[start]

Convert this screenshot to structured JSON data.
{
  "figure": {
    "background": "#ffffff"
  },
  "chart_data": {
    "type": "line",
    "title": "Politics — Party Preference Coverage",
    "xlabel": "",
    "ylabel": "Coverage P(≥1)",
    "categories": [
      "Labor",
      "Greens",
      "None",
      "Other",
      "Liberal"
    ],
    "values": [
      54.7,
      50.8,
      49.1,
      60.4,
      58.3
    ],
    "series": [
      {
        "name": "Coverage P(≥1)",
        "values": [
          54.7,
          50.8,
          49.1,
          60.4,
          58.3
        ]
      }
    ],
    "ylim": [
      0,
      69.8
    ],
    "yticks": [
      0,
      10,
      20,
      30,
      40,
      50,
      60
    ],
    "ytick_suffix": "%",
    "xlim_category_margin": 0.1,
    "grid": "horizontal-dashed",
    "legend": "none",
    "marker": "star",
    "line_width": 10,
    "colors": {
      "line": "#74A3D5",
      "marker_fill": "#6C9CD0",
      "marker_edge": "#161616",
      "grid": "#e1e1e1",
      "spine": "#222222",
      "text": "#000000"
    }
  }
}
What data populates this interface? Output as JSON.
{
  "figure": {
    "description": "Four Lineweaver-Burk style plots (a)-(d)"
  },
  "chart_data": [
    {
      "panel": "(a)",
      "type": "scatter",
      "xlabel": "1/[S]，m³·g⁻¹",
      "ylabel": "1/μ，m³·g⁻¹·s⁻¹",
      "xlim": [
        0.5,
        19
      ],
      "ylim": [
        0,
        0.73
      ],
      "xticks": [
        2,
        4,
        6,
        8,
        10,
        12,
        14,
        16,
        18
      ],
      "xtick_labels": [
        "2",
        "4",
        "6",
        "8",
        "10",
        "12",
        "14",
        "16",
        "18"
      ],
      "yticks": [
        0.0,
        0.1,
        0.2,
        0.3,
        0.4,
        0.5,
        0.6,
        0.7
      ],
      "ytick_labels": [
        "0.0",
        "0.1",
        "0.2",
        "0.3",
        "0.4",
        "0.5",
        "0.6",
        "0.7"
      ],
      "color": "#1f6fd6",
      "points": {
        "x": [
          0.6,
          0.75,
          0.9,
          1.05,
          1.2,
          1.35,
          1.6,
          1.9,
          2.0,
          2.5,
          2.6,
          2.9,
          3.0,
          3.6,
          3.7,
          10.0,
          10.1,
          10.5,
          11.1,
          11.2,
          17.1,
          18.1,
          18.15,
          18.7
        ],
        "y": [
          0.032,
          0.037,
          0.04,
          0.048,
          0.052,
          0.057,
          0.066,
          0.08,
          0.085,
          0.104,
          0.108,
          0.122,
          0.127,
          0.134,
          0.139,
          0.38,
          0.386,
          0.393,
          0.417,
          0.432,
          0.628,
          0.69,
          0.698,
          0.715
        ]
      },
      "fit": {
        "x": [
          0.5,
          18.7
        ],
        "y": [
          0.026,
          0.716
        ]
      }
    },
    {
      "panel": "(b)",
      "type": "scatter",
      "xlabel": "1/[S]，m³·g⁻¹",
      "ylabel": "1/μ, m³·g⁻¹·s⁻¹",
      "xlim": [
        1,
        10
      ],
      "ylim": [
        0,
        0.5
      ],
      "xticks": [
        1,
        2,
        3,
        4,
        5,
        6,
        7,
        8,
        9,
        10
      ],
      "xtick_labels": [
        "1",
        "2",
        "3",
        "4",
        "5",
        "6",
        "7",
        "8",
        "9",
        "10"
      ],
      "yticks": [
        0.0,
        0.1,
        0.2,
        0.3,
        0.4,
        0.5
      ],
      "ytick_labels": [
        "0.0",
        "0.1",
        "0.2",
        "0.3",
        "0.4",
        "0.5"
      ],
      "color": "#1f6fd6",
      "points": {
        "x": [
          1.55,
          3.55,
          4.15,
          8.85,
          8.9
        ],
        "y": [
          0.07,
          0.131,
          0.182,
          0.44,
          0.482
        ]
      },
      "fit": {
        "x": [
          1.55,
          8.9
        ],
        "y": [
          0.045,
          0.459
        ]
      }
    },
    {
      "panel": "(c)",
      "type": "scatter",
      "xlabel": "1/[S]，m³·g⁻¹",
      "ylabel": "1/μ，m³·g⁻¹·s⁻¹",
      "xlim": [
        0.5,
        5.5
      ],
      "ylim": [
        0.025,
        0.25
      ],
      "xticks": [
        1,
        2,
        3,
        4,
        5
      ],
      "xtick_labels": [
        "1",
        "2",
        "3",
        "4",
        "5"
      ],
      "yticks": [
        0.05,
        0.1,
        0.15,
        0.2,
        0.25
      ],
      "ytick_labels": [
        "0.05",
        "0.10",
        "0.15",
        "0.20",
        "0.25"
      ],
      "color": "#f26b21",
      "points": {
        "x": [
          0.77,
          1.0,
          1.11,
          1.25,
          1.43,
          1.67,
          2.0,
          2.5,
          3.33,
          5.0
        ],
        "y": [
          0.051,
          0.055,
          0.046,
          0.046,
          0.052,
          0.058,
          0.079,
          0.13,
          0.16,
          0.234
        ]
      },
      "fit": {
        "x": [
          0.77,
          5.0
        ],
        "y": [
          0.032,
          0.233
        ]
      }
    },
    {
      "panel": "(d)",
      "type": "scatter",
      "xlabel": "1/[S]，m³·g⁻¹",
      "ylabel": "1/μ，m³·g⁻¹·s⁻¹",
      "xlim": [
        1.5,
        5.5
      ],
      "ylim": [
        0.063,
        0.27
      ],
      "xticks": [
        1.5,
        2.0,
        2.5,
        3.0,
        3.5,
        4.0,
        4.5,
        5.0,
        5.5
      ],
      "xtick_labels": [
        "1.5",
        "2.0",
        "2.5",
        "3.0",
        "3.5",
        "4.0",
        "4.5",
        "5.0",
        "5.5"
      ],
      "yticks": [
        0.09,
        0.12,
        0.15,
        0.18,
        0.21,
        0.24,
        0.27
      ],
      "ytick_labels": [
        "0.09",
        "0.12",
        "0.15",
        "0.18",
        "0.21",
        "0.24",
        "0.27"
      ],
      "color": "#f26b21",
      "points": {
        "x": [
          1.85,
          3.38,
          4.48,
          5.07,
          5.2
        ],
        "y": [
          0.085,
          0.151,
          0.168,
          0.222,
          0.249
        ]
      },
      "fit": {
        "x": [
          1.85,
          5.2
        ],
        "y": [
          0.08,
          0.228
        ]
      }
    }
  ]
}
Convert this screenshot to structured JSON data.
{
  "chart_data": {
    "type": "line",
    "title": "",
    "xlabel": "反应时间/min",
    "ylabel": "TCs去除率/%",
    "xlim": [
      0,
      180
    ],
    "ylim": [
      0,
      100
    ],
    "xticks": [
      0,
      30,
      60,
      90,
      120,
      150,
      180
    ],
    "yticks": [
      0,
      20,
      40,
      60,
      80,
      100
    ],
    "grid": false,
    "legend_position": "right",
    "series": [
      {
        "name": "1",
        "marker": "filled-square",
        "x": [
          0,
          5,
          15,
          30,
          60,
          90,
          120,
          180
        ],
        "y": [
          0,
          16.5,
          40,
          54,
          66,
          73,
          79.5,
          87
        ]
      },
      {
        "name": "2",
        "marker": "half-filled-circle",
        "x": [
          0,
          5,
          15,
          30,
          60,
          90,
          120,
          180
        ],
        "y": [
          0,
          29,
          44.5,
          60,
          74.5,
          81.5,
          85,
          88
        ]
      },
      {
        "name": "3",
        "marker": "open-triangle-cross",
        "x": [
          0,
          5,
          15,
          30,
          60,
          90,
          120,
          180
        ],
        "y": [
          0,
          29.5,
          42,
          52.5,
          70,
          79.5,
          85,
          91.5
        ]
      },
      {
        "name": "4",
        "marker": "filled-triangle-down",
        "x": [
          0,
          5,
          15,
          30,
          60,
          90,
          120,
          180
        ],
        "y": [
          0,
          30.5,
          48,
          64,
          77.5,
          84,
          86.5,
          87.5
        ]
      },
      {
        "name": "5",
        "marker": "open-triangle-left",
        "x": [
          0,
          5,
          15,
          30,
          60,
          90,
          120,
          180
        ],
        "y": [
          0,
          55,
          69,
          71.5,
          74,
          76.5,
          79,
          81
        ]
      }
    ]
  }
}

[end]

■ Task requirements ■
In the records above, locate the lines holding the word "grid". Copy each of them.

■ Response for this exercise ■
    "grid": "horizontal-dashed",
      "grid": "#e1e1e1",
    "grid": false,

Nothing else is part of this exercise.